Exercise task 1 → In the perf extract, how long did running blur_numpy.py take in elapsed time?

Page extract →
········

Measuring the Problem: perf

Before we fix the problem, let's measure it precisely. Understanding exactly what's happening at the hardware level will guide our optimizations.

Linux has a tool called perf that reads hardware performance counters directly from the CPU.

Run your Python script with:

perf stat python blur_python.py

Click the highlighted lines to see what each metric means:

perf output (python)

$perf stat python blur_python.py

Performance counter stats for 'python blur_python.py':

526,056,413,046 cycles # 3.190 GHz◀

1,108,102,913,558 instructions # 2.11 insn per cycle◀

1,631,523,018 cache-references # 9.893 M/sec◀

64,843,956 cache-misses # 3.974 % of all cache refs◀

213,479,087,583 branches # 1294.434 M/sec◀

2,555,147,651 branch-misses # 1.20% of all branches◀

164,920.79 msec task-clock # 1.000 CPUs utilized◀

12,593 faults # 0.076 K/sec

12,593 minor-faults # 0.076 K/sec

164.928479100 seconds time elapsed

Click highlighted lines to see explanations (7 annotations)

The problems:

1 trillion instructions for a simple blur
Only using 1 CPU due to Python's GIL (Global Interpreter Lock - a mechanism that prevents Python from using multiple CPU cores for pure Python code)
65 million cache misses from pointer chasing

Now that we understand the problem - scattered memory causing cache misses - let's see how NumPy fixes it.

Enter NumPy: Contiguous Memory

NumPy stores data as a contiguous block of raw numbers. No pointers, no Python object overhead, just bytes in a row.

import numpy as np
image = np.zeros((height, width))  # One contiguous block

When you access image[0, 0], the CPU loads a chunk of the image into cache. Accessing image[0, 1] through image[0, 15] costs almost nothing because they're already cached.

The same code with NumPy:

perf output (numpy)

$perf stat python blur_numpy.py

Performance counter stats for 'python blur_numpy.py':

11,285,119,496 cycles # 3.186 GHz◀

12,434,411,770 instructions # 1.10 insn per cycle◀

1,539,129,790 cache-references # 434.563 M/sec◀

142,870,817 cache-misses # 9.283 % of all cache refs◀

1,799,214,646 branches # 507.997 M/sec◀

36,642,230 branch-misses # 2.04% of all branches

3,541.78 msec task-clock # 1.613 CPUs utilized◀

508,036 faults # 0.143 M/sec

508,036 minor-faults # 0.143 M/sec

2.195482613 seconds time elapsed◀

Click highlighted lines to see explanations (7 annotations)

The differences:

89× fewer instructions (12 billion vs 1.1 trillion)
47× fewer cycles (11 billion vs 526 billion)
Uses 1.6 CPUs instead of 1 (automatic parallelism)

Contiguous memory gets us 75× faster, but there's another optimization NumPy uses: vectorization. Instead of processing one number at a time, modern CPUs can process multiple numbers simultaneously.

Vectorization: Do Four Things at Once

Modern CPUs have SIMD (Single Instruction, Multiple Data) instructions. SIMD processes 4, 8, or 16 pixels in a single instruction instead of one at a time.

Python for loop: one element at a time.

NumPy: 4 elements per instruction.

A Python for loop forces the CPU to do one operation at a time. NumPy's vectorized operations use SIMD instructions behind the scenes.

········

Source data →

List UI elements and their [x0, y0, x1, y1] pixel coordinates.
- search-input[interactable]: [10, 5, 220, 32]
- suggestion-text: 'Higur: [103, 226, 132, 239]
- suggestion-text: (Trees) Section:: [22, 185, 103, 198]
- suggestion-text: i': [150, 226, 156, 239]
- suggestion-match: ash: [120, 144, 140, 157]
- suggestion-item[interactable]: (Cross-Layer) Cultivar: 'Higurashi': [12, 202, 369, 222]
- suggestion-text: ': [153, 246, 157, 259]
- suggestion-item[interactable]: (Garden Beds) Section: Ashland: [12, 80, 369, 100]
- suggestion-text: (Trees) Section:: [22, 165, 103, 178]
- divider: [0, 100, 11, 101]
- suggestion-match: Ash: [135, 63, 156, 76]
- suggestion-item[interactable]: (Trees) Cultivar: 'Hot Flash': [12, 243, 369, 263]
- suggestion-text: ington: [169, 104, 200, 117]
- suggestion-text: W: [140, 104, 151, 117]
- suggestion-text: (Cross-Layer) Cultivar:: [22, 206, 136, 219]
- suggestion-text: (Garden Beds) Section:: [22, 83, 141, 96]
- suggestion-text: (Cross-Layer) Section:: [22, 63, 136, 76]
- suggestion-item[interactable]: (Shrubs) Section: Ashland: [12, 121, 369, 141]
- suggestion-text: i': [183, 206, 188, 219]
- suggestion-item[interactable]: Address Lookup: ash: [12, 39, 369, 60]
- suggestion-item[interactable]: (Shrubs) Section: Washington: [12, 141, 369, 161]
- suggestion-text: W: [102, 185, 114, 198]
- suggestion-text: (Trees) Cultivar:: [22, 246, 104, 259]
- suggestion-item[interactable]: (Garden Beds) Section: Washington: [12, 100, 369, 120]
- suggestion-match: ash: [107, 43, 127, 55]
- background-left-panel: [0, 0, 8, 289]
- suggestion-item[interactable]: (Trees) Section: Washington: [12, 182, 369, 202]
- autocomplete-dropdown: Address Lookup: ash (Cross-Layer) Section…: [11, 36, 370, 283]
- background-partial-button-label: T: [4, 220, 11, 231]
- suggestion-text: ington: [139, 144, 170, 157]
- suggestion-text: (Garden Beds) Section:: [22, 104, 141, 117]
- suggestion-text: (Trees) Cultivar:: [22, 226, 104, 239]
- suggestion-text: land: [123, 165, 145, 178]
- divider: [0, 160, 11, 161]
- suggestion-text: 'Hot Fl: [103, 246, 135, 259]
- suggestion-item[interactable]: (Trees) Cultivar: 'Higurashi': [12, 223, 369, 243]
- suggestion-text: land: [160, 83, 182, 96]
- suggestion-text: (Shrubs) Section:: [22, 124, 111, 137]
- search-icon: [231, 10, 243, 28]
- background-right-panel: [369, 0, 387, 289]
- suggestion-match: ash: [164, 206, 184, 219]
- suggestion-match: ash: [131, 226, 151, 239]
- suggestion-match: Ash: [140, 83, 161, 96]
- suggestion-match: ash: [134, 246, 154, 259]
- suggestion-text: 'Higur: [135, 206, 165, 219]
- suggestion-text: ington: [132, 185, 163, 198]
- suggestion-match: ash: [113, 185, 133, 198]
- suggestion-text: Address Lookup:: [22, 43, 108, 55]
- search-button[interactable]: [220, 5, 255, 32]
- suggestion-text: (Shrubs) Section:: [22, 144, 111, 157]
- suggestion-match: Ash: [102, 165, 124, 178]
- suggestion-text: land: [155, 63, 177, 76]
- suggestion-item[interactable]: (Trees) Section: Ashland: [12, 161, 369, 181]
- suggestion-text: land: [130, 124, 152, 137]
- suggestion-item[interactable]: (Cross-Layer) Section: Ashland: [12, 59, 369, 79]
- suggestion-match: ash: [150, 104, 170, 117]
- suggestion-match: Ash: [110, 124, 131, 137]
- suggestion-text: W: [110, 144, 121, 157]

········

Exercise task 2 → Rewrite the listing from its first line through the line containing "- suggestion-text: 'Hot", changing "Cultivar" to "Variety" and keeping everything else the same. Return only those lines.

Full response 1 → 2.195482613 seconds.

Full response 2 →
List UI elements and their [x0, y0, x1, y1] pixel coordinates.
- search-input[interactable]: [10, 5, 220, 32]
- suggestion-text: 'Higur: [103, 226, 132, 239]
- suggestion-text: (Trees) Section:: [22, 185, 103, 198]
- suggestion-text: i': [150, 226, 156, 239]
- suggestion-match: ash: [120, 144, 140, 157]
- suggestion-item[interactable]: (Cross-Layer) Variety: 'Higurashi': [12, 202, 369, 222]
- suggestion-text: ': [153, 246, 157, 259]
- suggestion-item[interactable]: (Garden Beds) Section: Ashland: [12, 80, 369, 100]
- suggestion-text: (Trees) Section:: [22, 165, 103, 178]
- divider: [0, 100, 11, 101]
- suggestion-match: Ash: [135, 63, 156, 76]
- suggestion-item[interactable]: (Trees) Variety: 'Hot Flash': [12, 243, 369, 263]
- suggestion-text: ington: [169, 104, 200, 117]
- suggestion-text: W: [140, 104, 151, 117]
- suggestion-text: (Cross-Layer) Variety:: [22, 206, 136, 219]
- suggestion-text: (Garden Beds) Section:: [22, 83, 141, 96]
- suggestion-text: (Cross-Layer) Section:: [22, 63, 136, 76]
- suggestion-item[interactable]: (Shrubs) Section: Ashland: [12, 121, 369, 141]
- suggestion-text: i': [183, 206, 188, 219]
- suggestion-item[interactable]: Address Lookup: ash: [12, 39, 369, 60]
- suggestion-item[interactable]: (Shrubs) Section: Washington: [12, 141, 369, 161]
- suggestion-text: W: [102, 185, 114, 198]
- suggestion-text: (Trees) Variety:: [22, 246, 104, 259]
- suggestion-item[interactable]: (Garden Beds) Section: Washington: [12, 100, 369, 120]
- suggestion-match: ash: [107, 43, 127, 55]
- background-left-panel: [0, 0, 8, 289]
- suggestion-item[interactable]: (Trees) Section: Washington: [12, 182, 369, 202]
- autocomplete-dropdown: Address Lookup: ash (Cross-Layer) Section…: [11, 36, 370, 283]
- background-partial-button-label: T: [4, 220, 11, 231]
- suggestion-text: ington: [139, 144, 170, 157]
- suggestion-text: (Garden Beds) Section:: [22, 104, 141, 117]
- suggestion-text: (Trees) Variety:: [22, 226, 104, 239]
- suggestion-text: land: [123, 165, 145, 178]
- divider: [0, 160, 11, 161]
- suggestion-text: 'Hot Fl: [103, 246, 135, 259]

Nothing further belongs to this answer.